• EXERCISE BRIEF:
Copy the listing below from its first line through the line containing "rotation-value[interactable]: 30 <box>511", replacing "delete-button" with "remove-button" and keeping everything else the same.

[A block of data]
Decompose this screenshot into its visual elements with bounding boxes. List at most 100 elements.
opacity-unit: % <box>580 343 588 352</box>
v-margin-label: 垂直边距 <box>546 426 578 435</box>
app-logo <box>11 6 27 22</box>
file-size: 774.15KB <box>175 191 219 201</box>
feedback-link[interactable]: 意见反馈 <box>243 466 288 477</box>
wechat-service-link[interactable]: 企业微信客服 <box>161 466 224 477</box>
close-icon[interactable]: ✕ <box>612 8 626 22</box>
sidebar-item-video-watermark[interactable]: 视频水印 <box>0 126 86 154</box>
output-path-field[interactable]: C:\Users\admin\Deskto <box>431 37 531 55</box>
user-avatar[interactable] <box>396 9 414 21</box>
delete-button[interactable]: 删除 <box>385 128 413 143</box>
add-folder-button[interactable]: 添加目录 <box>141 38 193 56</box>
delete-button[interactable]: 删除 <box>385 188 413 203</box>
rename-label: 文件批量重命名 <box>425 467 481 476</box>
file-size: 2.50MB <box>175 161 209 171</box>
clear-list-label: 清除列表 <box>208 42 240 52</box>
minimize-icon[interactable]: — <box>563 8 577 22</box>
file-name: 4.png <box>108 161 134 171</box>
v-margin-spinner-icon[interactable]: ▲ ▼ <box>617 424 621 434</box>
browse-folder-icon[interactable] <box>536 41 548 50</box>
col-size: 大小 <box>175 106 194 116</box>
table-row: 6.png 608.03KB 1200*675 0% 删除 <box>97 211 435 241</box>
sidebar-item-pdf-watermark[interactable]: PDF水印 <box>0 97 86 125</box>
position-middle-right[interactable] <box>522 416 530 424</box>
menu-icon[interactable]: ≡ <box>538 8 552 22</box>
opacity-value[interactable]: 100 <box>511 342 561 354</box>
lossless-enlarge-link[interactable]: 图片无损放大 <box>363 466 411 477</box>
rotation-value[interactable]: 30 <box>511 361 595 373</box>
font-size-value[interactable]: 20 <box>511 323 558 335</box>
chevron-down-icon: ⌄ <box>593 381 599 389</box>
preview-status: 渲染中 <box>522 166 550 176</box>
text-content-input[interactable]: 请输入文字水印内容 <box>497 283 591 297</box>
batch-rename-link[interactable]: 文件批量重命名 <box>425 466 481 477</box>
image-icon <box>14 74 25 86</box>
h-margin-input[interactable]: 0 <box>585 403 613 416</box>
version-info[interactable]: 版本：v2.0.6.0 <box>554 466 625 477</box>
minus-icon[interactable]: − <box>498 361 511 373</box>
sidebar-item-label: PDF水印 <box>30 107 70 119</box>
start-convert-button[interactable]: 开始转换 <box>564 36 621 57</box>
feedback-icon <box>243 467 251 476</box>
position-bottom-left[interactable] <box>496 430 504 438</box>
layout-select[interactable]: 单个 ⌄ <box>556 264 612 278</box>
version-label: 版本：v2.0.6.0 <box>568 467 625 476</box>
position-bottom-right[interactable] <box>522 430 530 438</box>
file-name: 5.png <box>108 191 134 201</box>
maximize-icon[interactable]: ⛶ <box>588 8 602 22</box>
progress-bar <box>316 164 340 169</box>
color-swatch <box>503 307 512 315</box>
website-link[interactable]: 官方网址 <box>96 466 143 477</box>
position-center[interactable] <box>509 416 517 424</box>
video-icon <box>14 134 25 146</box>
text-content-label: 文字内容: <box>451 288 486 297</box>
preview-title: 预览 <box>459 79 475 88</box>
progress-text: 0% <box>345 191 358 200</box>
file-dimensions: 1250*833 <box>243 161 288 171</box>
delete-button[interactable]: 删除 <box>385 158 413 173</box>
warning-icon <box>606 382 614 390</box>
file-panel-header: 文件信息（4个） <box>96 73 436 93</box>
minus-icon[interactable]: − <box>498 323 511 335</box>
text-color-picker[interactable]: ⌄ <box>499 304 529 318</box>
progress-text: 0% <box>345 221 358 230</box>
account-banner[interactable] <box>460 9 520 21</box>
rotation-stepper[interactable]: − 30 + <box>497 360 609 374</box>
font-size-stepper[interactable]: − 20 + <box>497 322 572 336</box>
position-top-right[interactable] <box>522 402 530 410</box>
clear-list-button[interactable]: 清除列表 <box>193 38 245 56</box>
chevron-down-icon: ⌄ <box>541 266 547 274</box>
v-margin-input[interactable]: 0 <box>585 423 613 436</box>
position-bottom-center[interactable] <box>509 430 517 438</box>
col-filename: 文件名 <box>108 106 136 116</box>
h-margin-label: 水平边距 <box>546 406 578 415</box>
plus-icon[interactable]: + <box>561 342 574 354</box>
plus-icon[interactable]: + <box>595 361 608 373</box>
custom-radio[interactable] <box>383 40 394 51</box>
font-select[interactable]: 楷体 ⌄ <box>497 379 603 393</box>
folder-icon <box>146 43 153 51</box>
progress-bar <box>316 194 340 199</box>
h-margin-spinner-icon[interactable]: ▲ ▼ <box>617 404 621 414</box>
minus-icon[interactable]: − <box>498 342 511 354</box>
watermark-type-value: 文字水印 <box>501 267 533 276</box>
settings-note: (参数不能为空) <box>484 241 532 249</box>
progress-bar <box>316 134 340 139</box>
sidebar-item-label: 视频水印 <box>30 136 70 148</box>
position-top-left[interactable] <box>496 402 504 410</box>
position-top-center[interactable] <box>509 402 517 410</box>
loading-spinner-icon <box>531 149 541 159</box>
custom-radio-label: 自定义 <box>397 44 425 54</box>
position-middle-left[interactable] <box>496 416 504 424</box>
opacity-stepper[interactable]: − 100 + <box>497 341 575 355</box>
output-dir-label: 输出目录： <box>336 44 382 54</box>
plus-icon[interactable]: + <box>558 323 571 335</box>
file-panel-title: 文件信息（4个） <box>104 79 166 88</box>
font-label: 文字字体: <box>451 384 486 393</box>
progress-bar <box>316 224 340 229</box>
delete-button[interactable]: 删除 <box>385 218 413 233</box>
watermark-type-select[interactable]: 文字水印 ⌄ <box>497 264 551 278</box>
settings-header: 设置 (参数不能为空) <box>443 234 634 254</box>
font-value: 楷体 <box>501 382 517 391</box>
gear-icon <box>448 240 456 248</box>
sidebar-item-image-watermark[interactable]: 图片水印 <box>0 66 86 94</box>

• SOLUTION TO THIS EXERCISE:
Decompose this screenshot into its visual elements with bounding boxes. List at most 100 elements.
opacity-unit: % <box>580 343 588 352</box>
v-margin-label: 垂直边距 <box>546 426 578 435</box>
app-logo <box>11 6 27 22</box>
file-size: 774.15KB <box>175 191 219 201</box>
feedback-link[interactable]: 意见反馈 <box>243 466 288 477</box>
wechat-service-link[interactable]: 企业微信客服 <box>161 466 224 477</box>
close-icon[interactable]: ✕ <box>612 8 626 22</box>
sidebar-item-video-watermark[interactable]: 视频水印 <box>0 126 86 154</box>
output-path-field[interactable]: C:\Users\admin\Deskto <box>431 37 531 55</box>
user-avatar[interactable] <box>396 9 414 21</box>
remove-button[interactable]: 删除 <box>385 128 413 143</box>
add-folder-button[interactable]: 添加目录 <box>141 38 193 56</box>
remove-button[interactable]: 删除 <box>385 188 413 203</box>
rename-label: 文件批量重命名 <box>425 467 481 476</box>
file-size: 2.50MB <box>175 161 209 171</box>
clear-list-label: 清除列表 <box>208 42 240 52</box>
minimize-icon[interactable]: — <box>563 8 577 22</box>
file-name: 4.png <box>108 161 134 171</box>
v-margin-spinner-icon[interactable]: ▲ ▼ <box>617 424 621 434</box>
browse-folder-icon[interactable] <box>536 41 548 50</box>
col-size: 大小 <box>175 106 194 116</box>
table-row: 6.png 608.03KB 1200*675 0% 删除 <box>97 211 435 241</box>
sidebar-item-pdf-watermark[interactable]: PDF水印 <box>0 97 86 125</box>
position-middle-right[interactable] <box>522 416 530 424</box>
menu-icon[interactable]: ≡ <box>538 8 552 22</box>
opacity-value[interactable]: 100 <box>511 342 561 354</box>
lossless-enlarge-link[interactable]: 图片无损放大 <box>363 466 411 477</box>
rotation-value[interactable]: 30 <box>511 361 595 373</box>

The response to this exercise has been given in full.